● Written instruction: Return every line below as is, leaving out the pictures.

--- START Task data ---

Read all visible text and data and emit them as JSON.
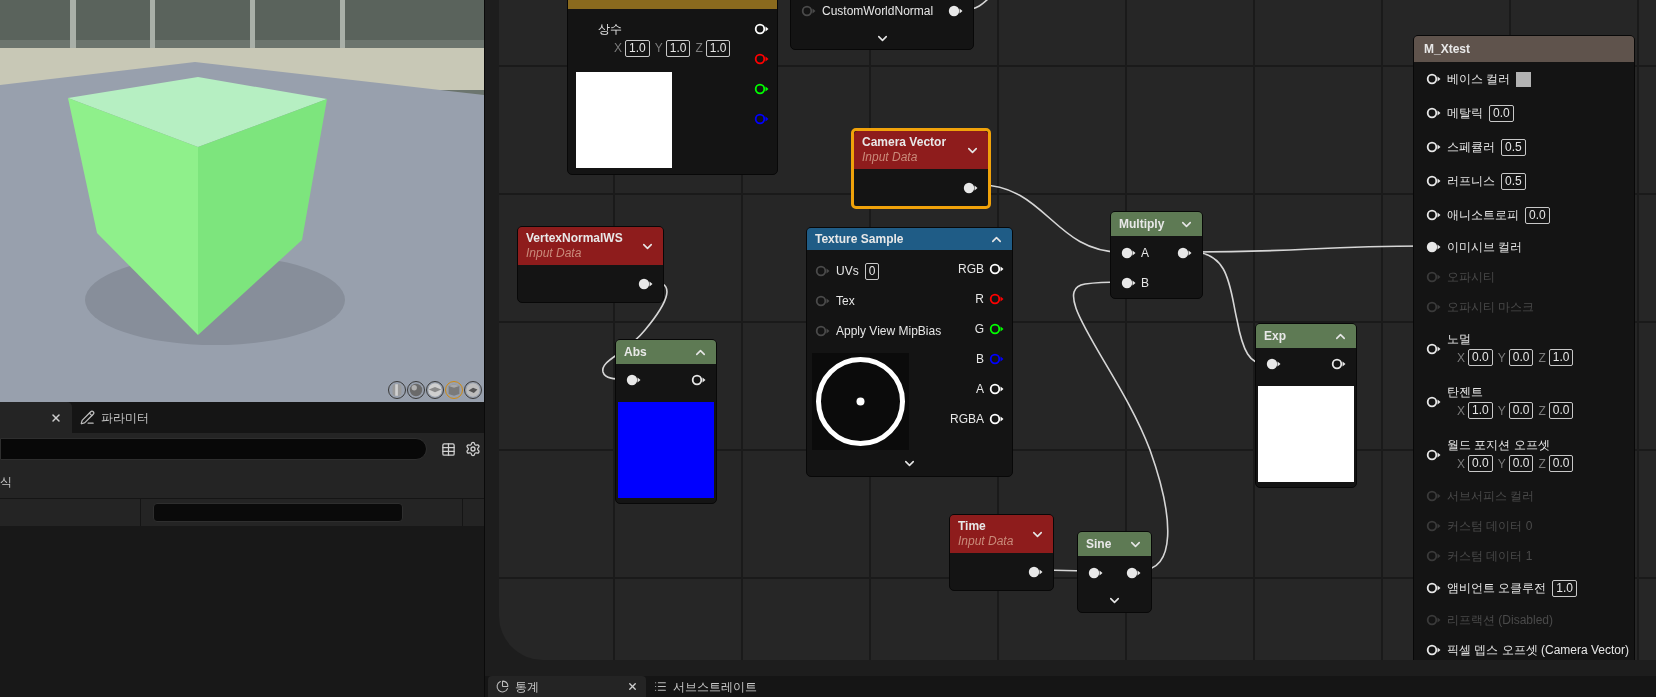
{
  "viewport": {
    "shapes": [
      {
        "kind": "cylinder",
        "selected": false
      },
      {
        "kind": "sphere",
        "selected": false
      },
      {
        "kind": "plane",
        "selected": false
      },
      {
        "kind": "cube",
        "selected": true
      },
      {
        "kind": "mesh",
        "selected": false
      }
    ]
  },
  "details": {
    "tabs": [
      {
        "selected": true,
        "closable": true
      },
      {
        "label": "파라미터",
        "selected": false,
        "closable": false
      }
    ],
    "category": "식"
  },
  "graph": {
    "nodes": [
      {
        "kind": "constant",
        "color": "#8a6a1e",
        "selected": false,
        "label": "상수",
        "fields": [
          {
            "axis": "X",
            "value": "1.0"
          },
          {
            "axis": "Y",
            "value": "1.0"
          },
          {
            "axis": "Z",
            "value": "1.0"
          }
        ],
        "outputs": [
          {
            "color": "#ffffff",
            "connected": false
          },
          {
            "color": "#ff0000",
            "connected": false
          },
          {
            "color": "#00ff00",
            "connected": false
          },
          {
            "color": "#0000ff",
            "connected": false
          }
        ],
        "preview": {
          "color": "#ffffff"
        }
      },
      {
        "kind": "row",
        "selected": false,
        "label": "CustomWorldNormal",
        "input": {
          "connected": false
        },
        "output": {
          "connected": true
        },
        "advanced": true
      },
      {
        "kind": "input",
        "color": "#8e1c1c",
        "selected": true,
        "title": "Camera Vector",
        "subtitle": "Input Data",
        "expanded": false,
        "output": {
          "connected": true
        }
      },
      {
        "kind": "input",
        "color": "#8e1c1c",
        "selected": false,
        "title": "VertexNormalWS",
        "subtitle": "Input Data",
        "expanded": false,
        "output": {
          "connected": true
        }
      },
      {
        "kind": "function",
        "color": "#5e7a54",
        "selected": false,
        "title": "Abs",
        "expanded": true,
        "input": {
          "connected": true
        },
        "output": {
          "connected": false
        },
        "preview": {
          "color": "#0000ff"
        }
      },
      {
        "kind": "texture",
        "color": "#1f5c86",
        "selected": false,
        "title": "Texture Sample",
        "expanded": true,
        "advanced": true,
        "inputs": [
          {
            "label": "UVs",
            "value": "0",
            "connected": false
          },
          {
            "label": "Tex",
            "connected": false
          },
          {
            "label": "Apply View MipBias",
            "connected": false
          }
        ],
        "outputs": [
          {
            "label": "RGB",
            "color": "#ffffff",
            "connected": false
          },
          {
            "label": "R",
            "color": "#ff0000",
            "connected": false
          },
          {
            "label": "G",
            "color": "#00ff00",
            "connected": false
          },
          {
            "label": "B",
            "color": "#0000ff",
            "connected": false
          },
          {
            "label": "A",
            "color": "#ffffff",
            "connected": false
          },
          {
            "label": "RGBA",
            "color": "#ffffff",
            "connected": false
          }
        ]
      },
      {
        "kind": "math",
        "color": "#5e7a54",
        "selected": false,
        "title": "Multiply",
        "expanded": false,
        "advanced": false,
        "inputs": [
          {
            "label": "A",
            "connected": true
          },
          {
            "label": "B",
            "connected": true
          }
        ],
        "output": {
          "connected": true
        }
      },
      {
        "kind": "function",
        "color": "#5e7a54",
        "selected": false,
        "title": "Exp",
        "expanded": true,
        "input": {
          "connected": true
        },
        "output": {
          "connected": false
        },
        "preview": {
          "color": "#ffffff"
        }
      },
      {
        "kind": "input",
        "color": "#8e1c1c",
        "selected": false,
        "title": "Time",
        "subtitle": "Input Data",
        "expanded": false,
        "output": {
          "connected": true
        }
      },
      {
        "kind": "math",
        "color": "#5e7a54",
        "selected": false,
        "title": "Sine",
        "expanded": false,
        "advanced": true,
        "inputs": [
          {
            "connected": true
          }
        ],
        "output": {
          "connected": true
        }
      }
    ],
    "result": {
      "title": "M_Xtest",
      "color": "#5f534c",
      "inputs": [
        {
          "kind": "swatch",
          "label": "베이스 컬러",
          "swatch": {
            "color": "#b3b3b3"
          },
          "connected": false,
          "disabled": false
        },
        {
          "kind": "value",
          "label": "메탈릭",
          "value": "0.0",
          "connected": false,
          "disabled": false
        },
        {
          "kind": "value",
          "label": "스페큘러",
          "value": "0.5",
          "connected": false,
          "disabled": false
        },
        {
          "kind": "value",
          "label": "러프니스",
          "value": "0.5",
          "connected": false,
          "disabled": false
        },
        {
          "kind": "value",
          "label": "애니소트로피",
          "value": "0.0",
          "connected": false,
          "disabled": false
        },
        {
          "kind": "plain",
          "label": "이미시브 컬러",
          "connected": true,
          "disabled": false
        },
        {
          "kind": "plain",
          "label": "오파시티",
          "connected": false,
          "disabled": true
        },
        {
          "kind": "plain",
          "label": "오파시티 마스크",
          "connected": false,
          "disabled": true
        },
        {
          "kind": "vector",
          "label": "노멀",
          "fields": [
            {
              "axis": "X",
              "value": "0.0"
            },
            {
              "axis": "Y",
              "value": "0.0"
            },
            {
              "axis": "Z",
              "value": "1.0"
            }
          ],
          "connected": false,
          "disabled": false
        },
        {
          "kind": "vector",
          "label": "탄젠트",
          "fields": [
            {
              "axis": "X",
              "value": "1.0"
            },
            {
              "axis": "Y",
              "value": "0.0"
            },
            {
              "axis": "Z",
              "value": "0.0"
            }
          ],
          "connected": false,
          "disabled": false
        },
        {
          "kind": "vector",
          "label": "월드 포지션 오프셋",
          "fields": [
            {
              "axis": "X",
              "value": "0.0"
            },
            {
              "axis": "Y",
              "value": "0.0"
            },
            {
              "axis": "Z",
              "value": "0.0"
            }
          ],
          "connected": false,
          "disabled": false
        },
        {
          "kind": "plain",
          "label": "서브서피스 컬러",
          "connected": false,
          "disabled": true
        },
        {
          "kind": "plain",
          "label": "커스텀 데이터 0",
          "connected": false,
          "disabled": true
        },
        {
          "kind": "plain",
          "label": "커스텀 데이터 1",
          "connected": false,
          "disabled": true
        },
        {
          "kind": "value",
          "label": "앰비언트 오클루전",
          "value": "1.0",
          "connected": false,
          "disabled": false
        },
        {
          "kind": "plain",
          "label": "리프랙션 (Disabled)",
          "connected": false,
          "disabled": true
        },
        {
          "kind": "plain",
          "label": "픽셀 뎁스 오프셋 (Camera Vector)",
          "connected": false,
          "disabled": false
        }
      ]
    }
  },
  "bottom_tabs": [
    {
      "label": "통계",
      "selected": true,
      "closable": true
    },
    {
      "label": "서브스트레이트",
      "selected": false,
      "closable": false
    }
  ]
}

--- END Task data ---

● The response:
Read all visible text and data and emit them as JSON.
{
  "viewport": {
    "shapes": [
      {
        "kind": "cylinder",
        "selected": false
      },
      {
        "kind": "sphere",
        "selected": false
      },
      {
        "kind": "plane",
        "selected": false
      },
      {
        "kind": "cube",
        "selected": true
      },
      {
        "kind": "mesh",
        "selected": false
      }
    ]
  },
  "details": {
    "tabs": [
      {
        "selected": true,
        "closable": true
      },
      {
        "label": "파라미터",
        "selected": false,
        "closable": false
      }
    ],
    "category": "식"
  },
  "graph": {
    "nodes": [
      {
        "kind": "constant",
        "color": "#8a6a1e",
        "selected": false,
        "label": "상수",
        "fields": [
          {
            "axis": "X",
            "value": "1.0"
          },
          {
            "axis": "Y",
            "value": "1.0"
          },
          {
            "axis": "Z",
            "value": "1.0"
          }
        ],
        "outputs": [
          {
            "color": "#ffffff",
            "connected": false
          },
          {
            "color": "#ff0000",
            "connected": false
          },
          {
            "color": "#00ff00",
            "connected": false
          },
          {
            "color": "#0000ff",
            "connected": false
          }
        ],
        "preview": {
          "color": "#ffffff"
        }
      },
      {
        "kind": "row",
        "selected": false,
        "label": "CustomWorldNormal",
        "input": {
          "connected": false
        },
        "output": {
          "connected": true
        },
        "advanced": true
      },
      {
        "kind": "input",
        "color": "#8e1c1c",
        "selected": true,
        "title": "Camera Vector",
        "subtitle": "Input Data",
        "expanded": false,
        "output": {
          "connected": true
        }
      },
      {
        "kind": "input",
        "color": "#8e1c1c",
        "selected": false,
        "title": "VertexNormalWS",
        "subtitle": "Input Data",
        "expanded": false,
        "output": {
          "connected": true
        }
      },
      {
        "kind": "function",
        "color": "#5e7a54",
        "selected": false,
        "title": "Abs",
        "expanded": true,
        "input": {
          "connected": true
        },
        "output": {
          "connected": false
        },
        "preview": {
          "color": "#0000ff"
        }
      },
      {
        "kind": "texture",
        "color": "#1f5c86",
        "selected": false,
        "title": "Texture Sample",
        "expanded": true,
        "advanced": true,
        "inputs": [
          {
            "label": "UVs",
            "value": "0",
            "connected": false
          },
          {
            "label": "Tex",
            "connected": false
          },
          {
            "label": "Apply View MipBias",
            "connected": false
          }
        ],
        "outputs": [
          {
            "label": "RGB",
            "color": "#ffffff",
            "connected": false
          },
          {
            "label": "R",
            "color": "#ff0000",
            "connected": false
          },
          {
            "label": "G",
            "color": "#00ff00",
            "connected": false
          },
          {
            "label": "B",
            "color": "#0000ff",
            "connected": false
          },
          {
            "label": "A",
            "color": "#ffffff",
            "connected": false
          },
          {
            "label": "RGBA",
            "color": "#ffffff",
            "connected": false
          }
        ]
      },
      {
        "kind": "math",
        "color": "#5e7a54",
        "selected": false,
        "title": "Multiply",
        "expanded": false,
        "advanced": false,
        "inputs": [
          {
            "label": "A",
            "connected": true
          },
          {
            "label": "B",
            "connected": true
          }
        ],
        "output": {
          "connected": true
        }
      },
      {
        "kind": "function",
        "color": "#5e7a54",
        "selected": false,
        "title": "Exp",
        "expanded": true,
        "input": {
          "connected": true
        },
        "output": {
          "connected": false
        },
        "preview": {
          "color": "#ffffff"
        }
      },
      {
        "kind": "input",
        "color": "#8e1c1c",
        "selected": false,
        "title": "Time",
        "subtitle": "Input Data",
        "expanded": false,
        "output": {
          "connected": true
        }
      },
      {
        "kind": "math",
        "color": "#5e7a54",
        "selected": false,
        "title": "Sine",
        "expanded": false,
        "advanced": true,
        "inputs": [
          {
            "connected": true
          }
        ],
        "output": {
          "connected": true
        }
      }
    ],
    "result": {
      "title": "M_Xtest",
      "color": "#5f534c",
      "inputs": [
        {
          "kind": "swatch",
          "label": "베이스 컬러",
          "swatch": {
            "color": "#b3b3b3"
          },
          "connected": false,
          "disabled": false
        },
        {
          "kind": "value",
          "label": "메탈릭",
          "value": "0.0",
          "connected": false,
          "disabled": false
        },
        {
          "kind": "value",
          "label": "스페큘러",
          "value": "0.5",
          "connected": false,
          "disabled": false
        },
        {
          "kind": "value",
          "label": "러프니스",
          "value": "0.5",
          "connected": false,
          "disabled": false
        },
        {
          "kind": "value",
          "label": "애니소트로피",
          "value": "0.0",
          "connected": false,
          "disabled": false
        },
        {
          "kind": "plain",
          "label": "이미시브 컬러",
          "connected": true,
          "disabled": false
        },
        {
          "kind": "plain",
          "label": "오파시티",
          "connected": false,
          "disabled": true
        },
        {
          "kind": "plain",
          "label": "오파시티 마스크",
          "connected": false,
          "disabled": true
        },
        {
          "kind": "vector",
          "label": "노멀",
          "fields": [
            {
              "axis": "X",
              "value": "0.0"
            },
            {
              "axis": "Y",
              "value": "0.0"
            },
            {
              "axis": "Z",
              "value": "1.0"
            }
          ],
          "connected": false,
          "disabled": false
        },
        {
          "kind": "vector",
          "label": "탄젠트",
          "fields": [
            {
              "axis": "X",
              "value": "1.0"
            },
            {
              "axis": "Y",
              "value": "0.0"
            },
            {
              "axis": "Z",
              "value": "0.0"
            }
          ],
          "connected": false,
          "disabled": false
        },
        {
          "kind": "vector",
          "label": "월드 포지션 오프셋",
          "fields": [
            {
              "axis": "X",
              "value": "0.0"
            },
            {
              "axis": "Y",
              "value": "0.0"
            },
            {
              "axis": "Z",
              "value": "0.0"
            }
          ],
          "connected": false,
          "disabled": false
        },
        {
          "kind": "plain",
          "label": "서브서피스 컬러",
          "connected": false,
          "disabled": true
        },
        {
          "kind": "plain",
          "label": "커스텀 데이터 0",
          "connected": false,
          "disabled": true
        },
        {
          "kind": "plain",
          "label": "커스텀 데이터 1",
          "connected": false,
          "disabled": true
        },
        {
          "kind": "value",
          "label": "앰비언트 오클루전",
          "value": "1.0",
          "connected": false,
          "disabled": false
        },
        {
          "kind": "plain",
          "label": "리프랙션 (Disabled)",
          "connected": false,
          "disabled": true
        },
        {
          "kind": "plain",
          "label": "픽셀 뎁스 오프셋 (Camera Vector)",
          "connected": false,
          "disabled": false
        }
      ]
    }
  },
  "bottom_tabs": [
    {
      "label": "통계",
      "selected": true,
      "closable": true
    },
    {
      "label": "서브스트레이트",
      "selected": false,
      "closable": false
    }
  ]
}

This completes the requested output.